■ REQUIRED TASK ■
Wherever a line below holds the word "Microsoft", copy that line.

■ PROVIDED INFORMATION ■
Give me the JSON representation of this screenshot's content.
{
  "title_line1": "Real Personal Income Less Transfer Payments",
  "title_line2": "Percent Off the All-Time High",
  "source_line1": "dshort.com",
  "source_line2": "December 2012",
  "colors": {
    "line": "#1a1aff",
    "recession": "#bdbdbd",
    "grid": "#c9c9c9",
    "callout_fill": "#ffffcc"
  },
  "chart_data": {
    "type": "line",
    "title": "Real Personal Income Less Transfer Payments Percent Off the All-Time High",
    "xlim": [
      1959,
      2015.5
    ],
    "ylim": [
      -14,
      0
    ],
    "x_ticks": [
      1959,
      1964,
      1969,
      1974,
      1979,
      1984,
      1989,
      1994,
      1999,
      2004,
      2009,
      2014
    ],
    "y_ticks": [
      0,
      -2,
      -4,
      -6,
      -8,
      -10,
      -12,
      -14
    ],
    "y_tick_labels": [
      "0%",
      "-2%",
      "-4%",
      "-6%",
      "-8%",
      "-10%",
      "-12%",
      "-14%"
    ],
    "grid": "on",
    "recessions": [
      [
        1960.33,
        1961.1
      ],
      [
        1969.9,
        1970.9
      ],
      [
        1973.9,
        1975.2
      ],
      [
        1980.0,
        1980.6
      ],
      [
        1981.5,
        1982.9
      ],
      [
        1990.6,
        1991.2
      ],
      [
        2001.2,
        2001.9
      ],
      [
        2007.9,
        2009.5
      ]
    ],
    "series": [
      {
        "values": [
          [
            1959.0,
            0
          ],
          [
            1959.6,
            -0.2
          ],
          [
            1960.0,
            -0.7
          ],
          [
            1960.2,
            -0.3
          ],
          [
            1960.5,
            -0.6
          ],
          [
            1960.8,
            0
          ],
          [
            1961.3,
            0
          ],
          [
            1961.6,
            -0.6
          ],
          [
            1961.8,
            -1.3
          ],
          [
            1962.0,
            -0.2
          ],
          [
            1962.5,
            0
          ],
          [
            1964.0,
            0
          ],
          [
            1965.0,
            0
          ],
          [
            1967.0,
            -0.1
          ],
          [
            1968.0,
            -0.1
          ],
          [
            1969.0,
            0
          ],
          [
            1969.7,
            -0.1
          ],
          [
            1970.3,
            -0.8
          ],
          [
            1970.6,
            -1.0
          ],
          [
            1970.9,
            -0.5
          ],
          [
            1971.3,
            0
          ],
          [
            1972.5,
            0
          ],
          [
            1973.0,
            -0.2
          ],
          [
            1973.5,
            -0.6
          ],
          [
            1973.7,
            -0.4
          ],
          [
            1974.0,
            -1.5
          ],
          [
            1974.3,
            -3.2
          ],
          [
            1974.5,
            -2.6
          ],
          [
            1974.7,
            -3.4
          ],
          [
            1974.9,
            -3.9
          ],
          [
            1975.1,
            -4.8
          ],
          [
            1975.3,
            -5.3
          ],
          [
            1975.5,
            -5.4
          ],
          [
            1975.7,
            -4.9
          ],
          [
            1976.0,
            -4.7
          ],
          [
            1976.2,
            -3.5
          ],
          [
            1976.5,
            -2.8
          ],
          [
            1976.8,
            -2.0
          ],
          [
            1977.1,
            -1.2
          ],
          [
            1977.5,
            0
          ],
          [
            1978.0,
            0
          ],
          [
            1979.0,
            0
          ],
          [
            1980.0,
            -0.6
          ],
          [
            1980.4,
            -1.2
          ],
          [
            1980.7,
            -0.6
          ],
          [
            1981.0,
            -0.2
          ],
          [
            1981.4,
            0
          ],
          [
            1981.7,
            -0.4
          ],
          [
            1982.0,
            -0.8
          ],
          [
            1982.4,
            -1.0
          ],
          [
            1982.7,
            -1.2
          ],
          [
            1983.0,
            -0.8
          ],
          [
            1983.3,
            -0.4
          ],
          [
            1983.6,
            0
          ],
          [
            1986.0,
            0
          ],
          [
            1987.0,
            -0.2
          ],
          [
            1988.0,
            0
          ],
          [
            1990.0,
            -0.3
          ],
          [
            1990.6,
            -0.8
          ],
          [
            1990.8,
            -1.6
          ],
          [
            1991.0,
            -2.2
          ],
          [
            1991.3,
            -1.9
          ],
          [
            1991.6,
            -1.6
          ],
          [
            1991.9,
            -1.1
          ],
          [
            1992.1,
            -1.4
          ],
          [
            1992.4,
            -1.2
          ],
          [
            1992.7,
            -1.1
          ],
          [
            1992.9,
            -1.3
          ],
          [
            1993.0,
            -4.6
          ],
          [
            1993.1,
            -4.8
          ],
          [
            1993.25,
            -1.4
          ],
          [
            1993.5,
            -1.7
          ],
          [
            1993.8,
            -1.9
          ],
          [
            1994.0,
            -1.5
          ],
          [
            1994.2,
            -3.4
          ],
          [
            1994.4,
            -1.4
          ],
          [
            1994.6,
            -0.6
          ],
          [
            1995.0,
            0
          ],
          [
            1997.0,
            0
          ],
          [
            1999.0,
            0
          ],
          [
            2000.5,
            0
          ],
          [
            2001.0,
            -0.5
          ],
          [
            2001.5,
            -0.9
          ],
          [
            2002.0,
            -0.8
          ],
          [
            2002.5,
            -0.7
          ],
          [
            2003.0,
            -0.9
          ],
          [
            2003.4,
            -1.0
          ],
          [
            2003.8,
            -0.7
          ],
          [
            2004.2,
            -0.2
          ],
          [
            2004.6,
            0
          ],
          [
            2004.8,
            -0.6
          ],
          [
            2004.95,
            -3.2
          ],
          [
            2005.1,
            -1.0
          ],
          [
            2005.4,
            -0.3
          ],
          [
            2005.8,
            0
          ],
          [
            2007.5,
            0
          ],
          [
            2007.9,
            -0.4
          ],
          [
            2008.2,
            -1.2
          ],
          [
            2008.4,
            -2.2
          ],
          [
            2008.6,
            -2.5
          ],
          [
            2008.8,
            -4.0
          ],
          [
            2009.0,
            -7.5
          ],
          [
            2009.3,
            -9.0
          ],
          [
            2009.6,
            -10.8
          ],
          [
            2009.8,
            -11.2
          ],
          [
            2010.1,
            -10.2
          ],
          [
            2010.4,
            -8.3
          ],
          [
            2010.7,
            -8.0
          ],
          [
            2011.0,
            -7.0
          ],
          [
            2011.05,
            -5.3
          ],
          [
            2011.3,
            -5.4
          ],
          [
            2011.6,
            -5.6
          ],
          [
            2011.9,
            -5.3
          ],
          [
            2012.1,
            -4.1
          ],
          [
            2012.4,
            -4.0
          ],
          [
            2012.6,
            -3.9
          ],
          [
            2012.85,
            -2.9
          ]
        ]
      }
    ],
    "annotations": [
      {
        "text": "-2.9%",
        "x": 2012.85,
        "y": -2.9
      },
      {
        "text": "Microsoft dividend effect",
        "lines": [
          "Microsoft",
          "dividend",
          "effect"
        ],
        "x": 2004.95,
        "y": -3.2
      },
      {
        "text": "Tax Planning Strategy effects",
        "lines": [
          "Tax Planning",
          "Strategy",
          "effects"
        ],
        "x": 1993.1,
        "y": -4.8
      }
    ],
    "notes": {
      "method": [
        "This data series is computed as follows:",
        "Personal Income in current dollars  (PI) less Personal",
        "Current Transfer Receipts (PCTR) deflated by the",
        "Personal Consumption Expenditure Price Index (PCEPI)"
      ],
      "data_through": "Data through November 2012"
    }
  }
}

■ SOLUTION FOR THIS TASK ■
        "text": "Microsoft dividend effect",
          "Microsoft",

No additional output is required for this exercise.